Exercise input

= = = = =

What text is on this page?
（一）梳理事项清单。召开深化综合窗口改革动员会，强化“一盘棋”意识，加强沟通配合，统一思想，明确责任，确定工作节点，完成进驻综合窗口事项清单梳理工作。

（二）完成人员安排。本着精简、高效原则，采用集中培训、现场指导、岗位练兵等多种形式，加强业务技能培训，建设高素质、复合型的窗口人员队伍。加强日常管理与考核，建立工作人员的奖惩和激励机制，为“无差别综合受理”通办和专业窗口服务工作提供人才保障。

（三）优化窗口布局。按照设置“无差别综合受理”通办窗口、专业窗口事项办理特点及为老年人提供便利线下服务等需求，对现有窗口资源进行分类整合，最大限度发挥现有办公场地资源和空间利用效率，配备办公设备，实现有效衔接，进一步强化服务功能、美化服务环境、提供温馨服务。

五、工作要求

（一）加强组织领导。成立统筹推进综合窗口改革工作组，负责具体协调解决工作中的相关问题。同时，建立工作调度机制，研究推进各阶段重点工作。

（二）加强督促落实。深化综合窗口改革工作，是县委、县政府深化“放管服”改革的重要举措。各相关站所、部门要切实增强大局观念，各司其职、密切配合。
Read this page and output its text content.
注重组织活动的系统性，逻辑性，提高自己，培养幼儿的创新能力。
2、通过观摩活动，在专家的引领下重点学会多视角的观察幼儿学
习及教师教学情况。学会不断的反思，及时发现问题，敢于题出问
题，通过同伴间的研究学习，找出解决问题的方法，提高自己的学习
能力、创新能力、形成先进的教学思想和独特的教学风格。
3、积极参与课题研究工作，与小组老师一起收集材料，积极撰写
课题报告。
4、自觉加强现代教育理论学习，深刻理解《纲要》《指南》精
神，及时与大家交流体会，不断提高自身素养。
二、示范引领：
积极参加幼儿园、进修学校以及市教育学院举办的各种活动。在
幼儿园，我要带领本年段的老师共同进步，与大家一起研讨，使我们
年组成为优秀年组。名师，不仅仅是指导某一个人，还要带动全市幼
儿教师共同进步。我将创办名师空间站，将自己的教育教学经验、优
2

= = = = =

Please restate the data word for word, every record included.

What text is on this page?
（一）梳理事项清单。召开深化综合窗口改革动员会，强化“一盘棋”意识，加强沟通配合，统一思想，明确责任，确定工作节点，完成进驻综合窗口事项清单梳理工作。

（二）完成人员安排。本着精简、高效原则，采用集中培训、现场指导、岗位练兵等多种形式，加强业务技能培训，建设高素质、复合型的窗口人员队伍。加强日常管理与考核，建立工作人员的奖惩和激励机制，为“无差别综合受理”通办和专业窗口服务工作提供人才保障。

（三）优化窗口布局。按照设置“无差别综合受理”通办窗口、专业窗口事项办理特点及为老年人提供便利线下服务等需求，对现有窗口资源进行分类整合，最大限度发挥现有办公场地资源和空间利用效率，配备办公设备，实现有效衔接，进一步强化服务功能、美化服务环境、提供温馨服务。

五、工作要求

（一）加强组织领导。成立统筹推进综合窗口改革工作组，负责具体协调解决工作中的相关问题。同时，建立工作调度机制，研究推进各阶段重点工作。

（二）加强督促落实。深化综合窗口改革工作，是县委、县政府深化“放管服”改革的重要举措。各相关站所、部门要切实增强大局观念，各司其职、密切配合。
Read this page and output its text content.
注重组织活动的系统性，逻辑性，提高自己，培养幼儿的创新能力。
2、通过观摩活动，在专家的引领下重点学会多视角的观察幼儿学
习及教师教学情况。学会不断的反思，及时发现问题，敢于题出问
题，通过同伴间的研究学习，找出解决问题的方法，提高自己的学习
能力、创新能力、形成先进的教学思想和独特的教学风格。
3、积极参与课题研究工作，与小组老师一起收集材料，积极撰写
课题报告。
4、自觉加强现代教育理论学习，深刻理解《纲要》《指南》精
神，及时与大家交流体会，不断提高自身素养。
二、示范引领：
积极参加幼儿园、进修学校以及市教育学院举办的各种活动。在
幼儿园，我要带领本年段的老师共同进步，与大家一起研讨，使我们
年组成为优秀年组。名师，不仅仅是指导某一个人，还要带动全市幼
儿教师共同进步。我将创办名师空间站，将自己的教育教学经验、优
2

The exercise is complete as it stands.